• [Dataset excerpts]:
□ □ □ □ □

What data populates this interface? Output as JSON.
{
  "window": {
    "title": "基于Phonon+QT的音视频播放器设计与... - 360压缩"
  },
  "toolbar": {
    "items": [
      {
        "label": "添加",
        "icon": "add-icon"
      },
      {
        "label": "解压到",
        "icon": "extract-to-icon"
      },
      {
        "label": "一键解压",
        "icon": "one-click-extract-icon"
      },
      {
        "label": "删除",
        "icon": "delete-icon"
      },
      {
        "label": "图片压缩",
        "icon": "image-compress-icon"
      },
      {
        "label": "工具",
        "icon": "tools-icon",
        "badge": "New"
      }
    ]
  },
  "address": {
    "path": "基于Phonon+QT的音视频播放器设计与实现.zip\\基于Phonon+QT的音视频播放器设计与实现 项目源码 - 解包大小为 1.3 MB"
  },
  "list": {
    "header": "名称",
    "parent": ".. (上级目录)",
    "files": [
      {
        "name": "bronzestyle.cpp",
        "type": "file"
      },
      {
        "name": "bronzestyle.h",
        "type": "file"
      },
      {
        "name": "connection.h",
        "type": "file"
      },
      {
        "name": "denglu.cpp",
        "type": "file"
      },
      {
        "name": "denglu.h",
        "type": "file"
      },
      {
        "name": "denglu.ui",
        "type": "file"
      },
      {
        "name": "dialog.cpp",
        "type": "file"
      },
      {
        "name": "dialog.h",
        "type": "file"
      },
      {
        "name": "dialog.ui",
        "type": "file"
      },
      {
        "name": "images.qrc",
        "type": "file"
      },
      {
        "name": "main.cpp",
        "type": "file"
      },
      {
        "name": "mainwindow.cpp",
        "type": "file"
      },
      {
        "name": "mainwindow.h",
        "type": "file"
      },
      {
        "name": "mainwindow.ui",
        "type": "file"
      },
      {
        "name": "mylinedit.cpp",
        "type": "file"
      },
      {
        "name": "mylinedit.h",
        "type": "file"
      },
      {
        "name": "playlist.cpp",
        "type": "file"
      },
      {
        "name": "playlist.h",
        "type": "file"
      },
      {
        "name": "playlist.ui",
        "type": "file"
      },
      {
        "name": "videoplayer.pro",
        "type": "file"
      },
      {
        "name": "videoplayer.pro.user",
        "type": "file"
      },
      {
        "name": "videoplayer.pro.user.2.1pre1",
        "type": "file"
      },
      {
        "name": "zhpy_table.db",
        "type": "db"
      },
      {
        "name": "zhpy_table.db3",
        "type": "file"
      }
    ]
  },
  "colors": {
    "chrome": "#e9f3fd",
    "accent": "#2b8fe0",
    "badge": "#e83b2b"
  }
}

□ □ □ □ □

• [BRIEF]:
Repeat the data above, word for word.

• [ANSWER TO THE EXERCISE]:
What data populates this interface? Output as JSON.
{
  "window": {
    "title": "基于Phonon+QT的音视频播放器设计与... - 360压缩"
  },
  "toolbar": {
    "items": [
      {
        "label": "添加",
        "icon": "add-icon"
      },
      {
        "label": "解压到",
        "icon": "extract-to-icon"
      },
      {
        "label": "一键解压",
        "icon": "one-click-extract-icon"
      },
      {
        "label": "删除",
        "icon": "delete-icon"
      },
      {
        "label": "图片压缩",
        "icon": "image-compress-icon"
      },
      {
        "label": "工具",
        "icon": "tools-icon",
        "badge": "New"
      }
    ]
  },
  "address": {
    "path": "基于Phonon+QT的音视频播放器设计与实现.zip\\基于Phonon+QT的音视频播放器设计与实现 项目源码 - 解包大小为 1.3 MB"
  },
  "list": {
    "header": "名称",
    "parent": ".. (上级目录)",
    "files": [
      {
        "name": "bronzestyle.cpp",
        "type": "file"
      },
      {
        "name": "bronzestyle.h",
        "type": "file"
      },
      {
        "name": "connection.h",
        "type": "file"
      },
      {
        "name": "denglu.cpp",
        "type": "file"
      },
      {
        "name": "denglu.h",
        "type": "file"
      },
      {
        "name": "denglu.ui",
        "type": "file"
      },
      {
        "name": "dialog.cpp",
        "type": "file"
      },
      {
        "name": "dialog.h",
        "type": "file"
      },
      {
        "name": "dialog.ui",
        "type": "file"
      },
      {
        "name": "images.qrc",
        "type": "file"
      },
      {
        "name": "main.cpp",
        "type": "file"
      },
      {
        "name": "mainwindow.cpp",
        "type": "file"
      },
      {
        "name": "mainwindow.h",
        "type": "file"
      },
      {
        "name": "mainwindow.ui",
        "type": "file"
      },
      {
        "name": "mylinedit.cpp",
        "type": "file"
      },
      {
        "name": "mylinedit.h",
        "type": "file"
      },
      {
        "name": "playlist.cpp",
        "type": "file"
      },
      {
        "name": "playlist.h",
        "type": "file"
      },
      {
        "name": "playlist.ui",
        "type": "file"
      },
      {
        "name": "videoplayer.pro",
        "type": "file"
      },
      {
        "name": "videoplayer.pro.user",
        "type": "file"
      },
      {
        "name": "videoplayer.pro.user.2.1pre1",
        "type": "file"
      },
      {
        "name": "zhpy_table.db",
        "type": "db"
      },
      {
        "name": "zhpy_table.db3",
        "type": "file"
      }
    ]
  },
  "colors": {
    "chrome": "#e9f3fd",
    "accent": "#2b8fe0",
    "badge": "#e83b2b"
  }
}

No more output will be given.